§ The exercise: Copy the data below word for word, from the first line through the line containing "- question-2-1: （1）一辆卡车载重", inclusive.

§ Provided entries:
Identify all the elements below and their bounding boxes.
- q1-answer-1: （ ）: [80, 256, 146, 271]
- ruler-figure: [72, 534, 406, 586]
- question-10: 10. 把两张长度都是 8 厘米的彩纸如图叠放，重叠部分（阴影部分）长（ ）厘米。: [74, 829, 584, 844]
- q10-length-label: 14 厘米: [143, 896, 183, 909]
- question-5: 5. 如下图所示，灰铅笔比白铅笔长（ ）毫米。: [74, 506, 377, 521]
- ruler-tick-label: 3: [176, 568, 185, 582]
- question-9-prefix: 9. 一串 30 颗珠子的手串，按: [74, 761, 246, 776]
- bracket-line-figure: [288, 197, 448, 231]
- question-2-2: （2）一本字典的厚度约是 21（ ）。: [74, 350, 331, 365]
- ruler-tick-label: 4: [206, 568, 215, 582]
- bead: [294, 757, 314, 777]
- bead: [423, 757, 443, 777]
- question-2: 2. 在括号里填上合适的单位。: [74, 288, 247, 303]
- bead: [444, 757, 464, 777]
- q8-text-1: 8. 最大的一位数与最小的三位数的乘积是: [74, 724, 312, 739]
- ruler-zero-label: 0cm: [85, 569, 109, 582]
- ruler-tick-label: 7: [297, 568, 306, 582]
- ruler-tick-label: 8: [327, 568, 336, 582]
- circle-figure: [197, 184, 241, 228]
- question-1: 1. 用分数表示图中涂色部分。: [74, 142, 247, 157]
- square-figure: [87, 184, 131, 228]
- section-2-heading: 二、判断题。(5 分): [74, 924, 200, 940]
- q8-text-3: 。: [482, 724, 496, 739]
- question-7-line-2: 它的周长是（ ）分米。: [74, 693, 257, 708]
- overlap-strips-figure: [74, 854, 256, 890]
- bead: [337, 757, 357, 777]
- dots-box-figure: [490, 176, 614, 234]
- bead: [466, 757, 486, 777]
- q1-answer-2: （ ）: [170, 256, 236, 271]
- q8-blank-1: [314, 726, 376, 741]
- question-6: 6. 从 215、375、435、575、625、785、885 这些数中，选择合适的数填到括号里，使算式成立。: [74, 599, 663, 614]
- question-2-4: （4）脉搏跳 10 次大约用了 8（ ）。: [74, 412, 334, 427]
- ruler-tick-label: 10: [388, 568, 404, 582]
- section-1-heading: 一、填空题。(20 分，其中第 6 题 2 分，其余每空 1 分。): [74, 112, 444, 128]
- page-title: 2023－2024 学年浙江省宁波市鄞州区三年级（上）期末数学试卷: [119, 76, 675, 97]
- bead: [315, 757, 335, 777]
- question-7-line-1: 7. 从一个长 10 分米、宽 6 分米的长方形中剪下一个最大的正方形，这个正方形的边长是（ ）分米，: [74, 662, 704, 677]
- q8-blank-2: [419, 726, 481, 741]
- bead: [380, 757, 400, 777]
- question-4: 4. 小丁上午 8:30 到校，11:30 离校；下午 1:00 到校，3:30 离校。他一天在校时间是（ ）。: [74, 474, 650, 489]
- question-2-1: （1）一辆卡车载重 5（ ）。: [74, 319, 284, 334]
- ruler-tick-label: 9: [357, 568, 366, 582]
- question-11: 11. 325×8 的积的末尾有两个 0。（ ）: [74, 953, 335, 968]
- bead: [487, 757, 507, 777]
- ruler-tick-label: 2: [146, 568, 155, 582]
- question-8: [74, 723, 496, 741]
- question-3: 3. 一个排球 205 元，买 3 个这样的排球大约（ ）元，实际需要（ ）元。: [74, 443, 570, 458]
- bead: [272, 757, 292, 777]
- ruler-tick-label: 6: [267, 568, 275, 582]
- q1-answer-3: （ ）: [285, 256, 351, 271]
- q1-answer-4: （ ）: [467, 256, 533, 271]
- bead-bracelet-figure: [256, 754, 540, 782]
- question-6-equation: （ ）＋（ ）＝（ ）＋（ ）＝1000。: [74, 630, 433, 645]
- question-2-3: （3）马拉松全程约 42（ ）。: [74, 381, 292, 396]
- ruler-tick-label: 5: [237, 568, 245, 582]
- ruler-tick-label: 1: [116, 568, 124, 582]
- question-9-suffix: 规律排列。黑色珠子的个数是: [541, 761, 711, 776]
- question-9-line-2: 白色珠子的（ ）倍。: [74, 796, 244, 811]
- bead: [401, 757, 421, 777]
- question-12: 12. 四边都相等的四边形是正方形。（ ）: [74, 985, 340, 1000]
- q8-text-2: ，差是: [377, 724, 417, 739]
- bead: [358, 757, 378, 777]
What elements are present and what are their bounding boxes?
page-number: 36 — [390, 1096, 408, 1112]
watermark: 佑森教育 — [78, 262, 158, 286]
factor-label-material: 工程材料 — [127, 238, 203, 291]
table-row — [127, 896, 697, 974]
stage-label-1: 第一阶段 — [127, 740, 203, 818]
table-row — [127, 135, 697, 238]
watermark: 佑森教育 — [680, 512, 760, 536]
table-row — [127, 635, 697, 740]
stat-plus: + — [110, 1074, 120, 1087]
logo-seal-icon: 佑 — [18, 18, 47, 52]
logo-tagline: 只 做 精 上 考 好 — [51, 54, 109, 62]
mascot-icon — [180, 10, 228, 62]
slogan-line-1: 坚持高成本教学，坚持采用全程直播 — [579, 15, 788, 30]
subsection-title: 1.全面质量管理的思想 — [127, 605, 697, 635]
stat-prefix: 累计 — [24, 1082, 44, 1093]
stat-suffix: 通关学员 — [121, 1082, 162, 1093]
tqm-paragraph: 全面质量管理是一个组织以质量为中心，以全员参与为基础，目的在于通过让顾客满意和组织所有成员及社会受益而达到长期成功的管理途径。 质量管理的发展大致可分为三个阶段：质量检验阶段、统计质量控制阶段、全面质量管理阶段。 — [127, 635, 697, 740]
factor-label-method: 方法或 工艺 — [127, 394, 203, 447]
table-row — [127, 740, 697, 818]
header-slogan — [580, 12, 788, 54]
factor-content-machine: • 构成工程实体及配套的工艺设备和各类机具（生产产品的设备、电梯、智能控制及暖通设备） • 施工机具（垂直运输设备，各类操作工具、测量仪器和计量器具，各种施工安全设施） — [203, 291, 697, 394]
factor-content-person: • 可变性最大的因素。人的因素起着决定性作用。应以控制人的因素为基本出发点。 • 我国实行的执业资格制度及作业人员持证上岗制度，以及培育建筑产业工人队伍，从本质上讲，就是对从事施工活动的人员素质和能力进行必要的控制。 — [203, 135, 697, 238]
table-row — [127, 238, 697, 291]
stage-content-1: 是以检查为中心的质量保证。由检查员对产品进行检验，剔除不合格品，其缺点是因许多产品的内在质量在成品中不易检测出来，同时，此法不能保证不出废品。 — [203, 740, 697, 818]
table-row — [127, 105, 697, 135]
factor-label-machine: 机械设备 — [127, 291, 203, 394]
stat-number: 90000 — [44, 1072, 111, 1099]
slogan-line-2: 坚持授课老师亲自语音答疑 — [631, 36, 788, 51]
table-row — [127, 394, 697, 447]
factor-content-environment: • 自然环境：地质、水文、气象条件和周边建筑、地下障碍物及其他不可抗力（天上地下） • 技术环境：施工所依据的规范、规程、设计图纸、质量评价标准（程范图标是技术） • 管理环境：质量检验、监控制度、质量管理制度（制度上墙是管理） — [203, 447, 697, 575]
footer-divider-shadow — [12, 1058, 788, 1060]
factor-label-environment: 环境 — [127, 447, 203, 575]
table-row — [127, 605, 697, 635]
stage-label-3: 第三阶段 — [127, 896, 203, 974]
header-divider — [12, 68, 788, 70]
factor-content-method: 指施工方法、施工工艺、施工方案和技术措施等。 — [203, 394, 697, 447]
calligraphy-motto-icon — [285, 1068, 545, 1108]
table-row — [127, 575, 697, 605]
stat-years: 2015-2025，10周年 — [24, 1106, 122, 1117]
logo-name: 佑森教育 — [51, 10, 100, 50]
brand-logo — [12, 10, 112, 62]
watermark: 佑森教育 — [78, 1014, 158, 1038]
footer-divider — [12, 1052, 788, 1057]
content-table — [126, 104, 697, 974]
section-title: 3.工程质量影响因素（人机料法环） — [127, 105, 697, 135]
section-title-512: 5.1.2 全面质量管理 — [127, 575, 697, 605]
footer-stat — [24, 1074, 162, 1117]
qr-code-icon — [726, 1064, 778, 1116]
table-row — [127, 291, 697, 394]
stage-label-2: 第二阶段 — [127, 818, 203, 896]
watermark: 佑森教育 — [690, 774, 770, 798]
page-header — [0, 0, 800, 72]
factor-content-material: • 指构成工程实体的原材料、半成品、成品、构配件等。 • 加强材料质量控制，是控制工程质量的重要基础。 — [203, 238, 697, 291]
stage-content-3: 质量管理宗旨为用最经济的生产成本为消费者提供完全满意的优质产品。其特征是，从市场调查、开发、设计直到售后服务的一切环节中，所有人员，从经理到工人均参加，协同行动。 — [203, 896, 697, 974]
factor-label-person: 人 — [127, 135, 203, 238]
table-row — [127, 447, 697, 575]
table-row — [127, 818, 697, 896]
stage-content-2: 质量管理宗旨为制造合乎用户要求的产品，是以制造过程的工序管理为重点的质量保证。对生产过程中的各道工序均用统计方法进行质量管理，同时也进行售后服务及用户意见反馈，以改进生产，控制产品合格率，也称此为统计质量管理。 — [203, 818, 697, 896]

§ Task result:
Identify all the elements below and their bounding boxes.
- q1-answer-1: （ ）: [80, 256, 146, 271]
- ruler-figure: [72, 534, 406, 586]
- question-10: 10. 把两张长度都是 8 厘米的彩纸如图叠放，重叠部分（阴影部分）长（ ）厘米。: [74, 829, 584, 844]
- q10-length-label: 14 厘米: [143, 896, 183, 909]
- question-5: 5. 如下图所示，灰铅笔比白铅笔长（ ）毫米。: [74, 506, 377, 521]
- ruler-tick-label: 3: [176, 568, 185, 582]
- question-9-prefix: 9. 一串 30 颗珠子的手串，按: [74, 761, 246, 776]
- bracket-line-figure: [288, 197, 448, 231]
- question-2-2: （2）一本字典的厚度约是 21（ ）。: [74, 350, 331, 365]
- ruler-tick-label: 4: [206, 568, 215, 582]
- bead: [294, 757, 314, 777]
- bead: [423, 757, 443, 777]
- question-2: 2. 在括号里填上合适的单位。: [74, 288, 247, 303]
- bead: [444, 757, 464, 777]
- q8-text-1: 8. 最大的一位数与最小的三位数的乘积是: [74, 724, 312, 739]
- ruler-zero-label: 0cm: [85, 569, 109, 582]
- ruler-tick-label: 7: [297, 568, 306, 582]
- ruler-tick-label: 8: [327, 568, 336, 582]
- circle-figure: [197, 184, 241, 228]
- question-1: 1. 用分数表示图中涂色部分。: [74, 142, 247, 157]
- square-figure: [87, 184, 131, 228]
- section-2-heading: 二、判断题。(5 分): [74, 924, 200, 940]
- q8-text-3: 。: [482, 724, 496, 739]
- question-7-line-2: 它的周长是（ ）分米。: [74, 693, 257, 708]
- overlap-strips-figure: [74, 854, 256, 890]
- bead: [337, 757, 357, 777]
- dots-box-figure: [490, 176, 614, 234]
- bead: [466, 757, 486, 777]
- q1-answer-2: （ ）: [170, 256, 236, 271]
- q8-blank-1: [314, 726, 376, 741]
- question-6: 6. 从 215、375、435、575、625、785、885 这些数中，选择合适的数填到括号里，使算式成立。: [74, 599, 663, 614]
- question-2-4: （4）脉搏跳 10 次大约用了 8（ ）。: [74, 412, 334, 427]
- ruler-tick-label: 10: [388, 568, 404, 582]
- section-1-heading: 一、填空题。(20 分，其中第 6 题 2 分，其余每空 1 分。): [74, 112, 444, 128]
- page-title: 2023－2024 学年浙江省宁波市鄞州区三年级（上）期末数学试卷: [119, 76, 675, 97]
- bead: [315, 757, 335, 777]
- question-7-line-1: 7. 从一个长 10 分米、宽 6 分米的长方形中剪下一个最大的正方形，这个正方形的边长是（ ）分米，: [74, 662, 704, 677]
- q8-blank-2: [419, 726, 481, 741]
- bead: [380, 757, 400, 777]
- question-4: 4. 小丁上午 8:30 到校，11:30 离校；下午 1:00 到校，3:30 离校。他一天在校时间是（ ）。: [74, 474, 650, 489]
- question-2-1: （1）一辆卡车载重 5（ ）。: [74, 319, 284, 334]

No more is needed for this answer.